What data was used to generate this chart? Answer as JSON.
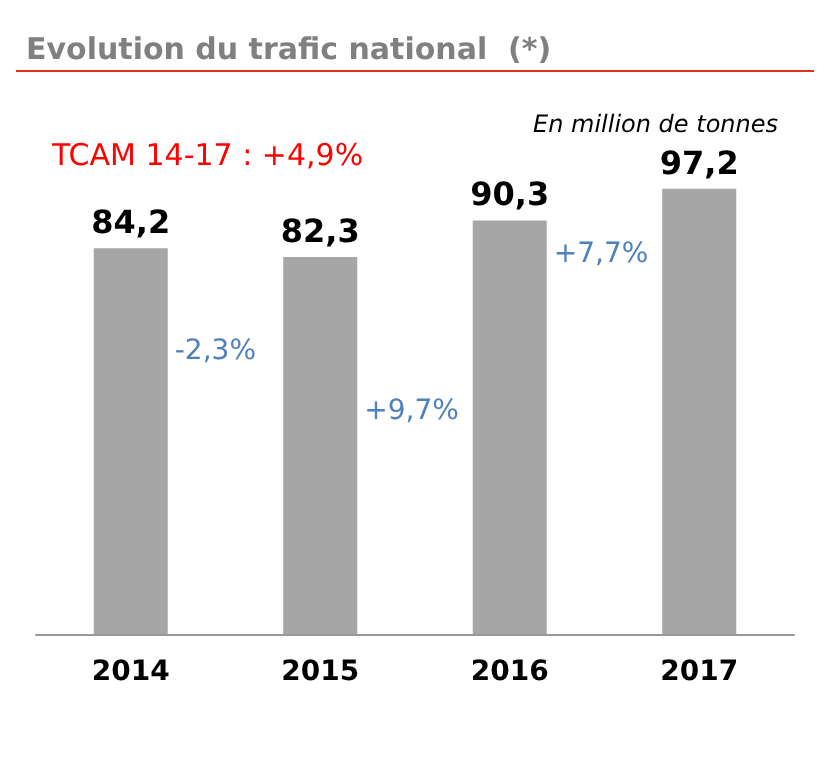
{
  "chart_data": {
    "type": "bar",
    "title": "Evolution du trafic national  (*)",
    "categories": [
      "2014",
      "2015",
      "2016",
      "2017"
    ],
    "values": [
      84.2,
      82.3,
      90.3,
      97.2
    ],
    "color": "#a6a6a6",
    "value_labels": [
      "84,2",
      "82,3",
      "90,3",
      "97,2"
    ],
    "annotations": [
      "TCAM 14-17 : +4,9%",
      "En million de tonnes",
      "-2,3%",
      "+9,7%",
      "+7,7%"
    ]
  }
}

What is required | Pictures appear in the records above. Output everything except them, exactly.

Complete response |
What data was used to generate this chart? Answer as JSON.
{
  "chart_data": {
    "type": "bar",
    "title": "Evolution du trafic national  (*)",
    "categories": [
      "2014",
      "2015",
      "2016",
      "2017"
    ],
    "values": [
      84.2,
      82.3,
      90.3,
      97.2
    ],
    "color": "#a6a6a6",
    "value_labels": [
      "84,2",
      "82,3",
      "90,3",
      "97,2"
    ],
    "annotations": [
      "TCAM 14-17 : +4,9%",
      "En million de tonnes",
      "-2,3%",
      "+9,7%",
      "+7,7%"
    ]
  }
}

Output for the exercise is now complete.